SHORT EXERCISE: Reproduce the entries exactly.

DATA EXCERPTS:
------------------------------------------------------------
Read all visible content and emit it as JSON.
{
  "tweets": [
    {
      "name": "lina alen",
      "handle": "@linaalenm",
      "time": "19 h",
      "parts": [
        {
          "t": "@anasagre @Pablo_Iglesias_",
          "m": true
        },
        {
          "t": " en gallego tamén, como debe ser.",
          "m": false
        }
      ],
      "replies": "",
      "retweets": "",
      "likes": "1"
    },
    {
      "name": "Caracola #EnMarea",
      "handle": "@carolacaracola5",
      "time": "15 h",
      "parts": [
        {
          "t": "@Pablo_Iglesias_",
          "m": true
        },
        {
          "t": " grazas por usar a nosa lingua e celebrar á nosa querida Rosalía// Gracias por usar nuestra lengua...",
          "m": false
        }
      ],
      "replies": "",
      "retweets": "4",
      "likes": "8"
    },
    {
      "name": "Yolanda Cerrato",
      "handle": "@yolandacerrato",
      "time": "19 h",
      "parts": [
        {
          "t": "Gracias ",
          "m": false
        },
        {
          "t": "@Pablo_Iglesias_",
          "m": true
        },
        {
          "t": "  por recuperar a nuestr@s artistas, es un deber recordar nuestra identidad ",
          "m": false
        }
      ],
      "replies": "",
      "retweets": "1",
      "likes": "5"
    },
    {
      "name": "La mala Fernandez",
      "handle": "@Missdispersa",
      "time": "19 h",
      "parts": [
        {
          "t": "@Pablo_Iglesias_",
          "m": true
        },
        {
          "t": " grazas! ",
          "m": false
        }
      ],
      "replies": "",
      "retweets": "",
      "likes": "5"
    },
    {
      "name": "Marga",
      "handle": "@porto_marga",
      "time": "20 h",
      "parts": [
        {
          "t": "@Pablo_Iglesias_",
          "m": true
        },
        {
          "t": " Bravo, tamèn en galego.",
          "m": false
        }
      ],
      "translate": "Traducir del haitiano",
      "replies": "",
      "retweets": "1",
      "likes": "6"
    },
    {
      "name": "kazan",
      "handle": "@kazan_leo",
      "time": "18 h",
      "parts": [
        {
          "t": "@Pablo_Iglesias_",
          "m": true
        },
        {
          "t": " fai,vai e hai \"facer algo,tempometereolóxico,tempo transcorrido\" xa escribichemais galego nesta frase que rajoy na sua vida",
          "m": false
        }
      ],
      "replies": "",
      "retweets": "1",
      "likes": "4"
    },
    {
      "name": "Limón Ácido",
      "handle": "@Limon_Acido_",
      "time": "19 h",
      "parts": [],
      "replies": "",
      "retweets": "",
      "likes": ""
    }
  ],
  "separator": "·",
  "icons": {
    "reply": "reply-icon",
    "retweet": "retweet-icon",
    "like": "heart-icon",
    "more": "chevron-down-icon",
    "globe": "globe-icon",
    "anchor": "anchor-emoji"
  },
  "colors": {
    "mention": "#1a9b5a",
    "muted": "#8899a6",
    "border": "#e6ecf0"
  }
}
------------------------------------------------------------
FINISHED TASK:
Read all visible content and emit it as JSON.
{
  "tweets": [
    {
      "name": "lina alen",
      "handle": "@linaalenm",
      "time": "19 h",
      "parts": [
        {
          "t": "@anasagre @Pablo_Iglesias_",
          "m": true
        },
        {
          "t": " en gallego tamén, como debe ser.",
          "m": false
        }
      ],
      "replies": "",
      "retweets": "",
      "likes": "1"
    },
    {
      "name": "Caracola #EnMarea",
      "handle": "@carolacaracola5",
      "time": "15 h",
      "parts": [
        {
          "t": "@Pablo_Iglesias_",
          "m": true
        },
        {
          "t": " grazas por usar a nosa lingua e celebrar á nosa querida Rosalía// Gracias por usar nuestra lengua...",
          "m": false
        }
      ],
      "replies": "",
      "retweets": "4",
      "likes": "8"
    },
    {
      "name": "Yolanda Cerrato",
      "handle": "@yolandacerrato",
      "time": "19 h",
      "parts": [
        {
          "t": "Gracias ",
          "m": false
        },
        {
          "t": "@Pablo_Iglesias_",
          "m": true
        },
        {
          "t": "  por recuperar a nuestr@s artistas, es un deber recordar nuestra identidad ",
          "m": false
        }
      ],
      "replies": "",
      "retweets": "1",
      "likes": "5"
    },
    {
      "name": "La mala Fernandez",
      "handle": "@Missdispersa",
      "time": "19 h",
      "parts": [
        {
          "t": "@Pablo_Iglesias_",
          "m": true
        },
        {
          "t": " grazas! ",
          "m": false
        }
      ],
      "replies": "",
      "retweets": "",
      "likes": "5"
    },
    {
      "name": "Marga",
      "handle": "@porto_marga",
      "time": "20 h",
      "parts": [
        {
          "t": "@Pablo_Iglesias_",
          "m": true
        },
        {
          "t": " Bravo, tamèn en galego.",
          "m": false
        }
      ],
      "translate": "Traducir del haitiano",
      "replies": "",
      "retweets": "1",
      "likes": "6"
    },
    {
      "name": "kazan",
      "handle": "@kazan_leo",
      "time": "18 h",
      "parts": [
        {
          "t": "@Pablo_Iglesias_",
          "m": true
        },
        {
          "t": " fai,vai e hai \"facer algo,tempometereolóxico,tempo transcorrido\" xa escribichemais galego nesta frase que rajoy na sua vida",
          "m": false
        }
      ],
      "replies": "",
      "retweets": "1",
      "likes": "4"
    },
    {
      "name": "Limón Ácido",
      "handle": "@Limon_Acido_",
      "time": "19 h",
      "parts": [],
      "replies": "",
      "retweets": "",
      "likes": ""
    }
  ],
  "separator": "·",
  "icons": {
    "reply": "reply-icon",
    "retweet": "retweet-icon",
    "like": "heart-icon",
    "more": "chevron-down-icon",
    "globe": "globe-icon",
    "anchor": "anchor-emoji"
  },
  "colors": {
    "mention": "#1a9b5a",
    "muted": "#8899a6",
    "border": "#e6ecf0"
  }
}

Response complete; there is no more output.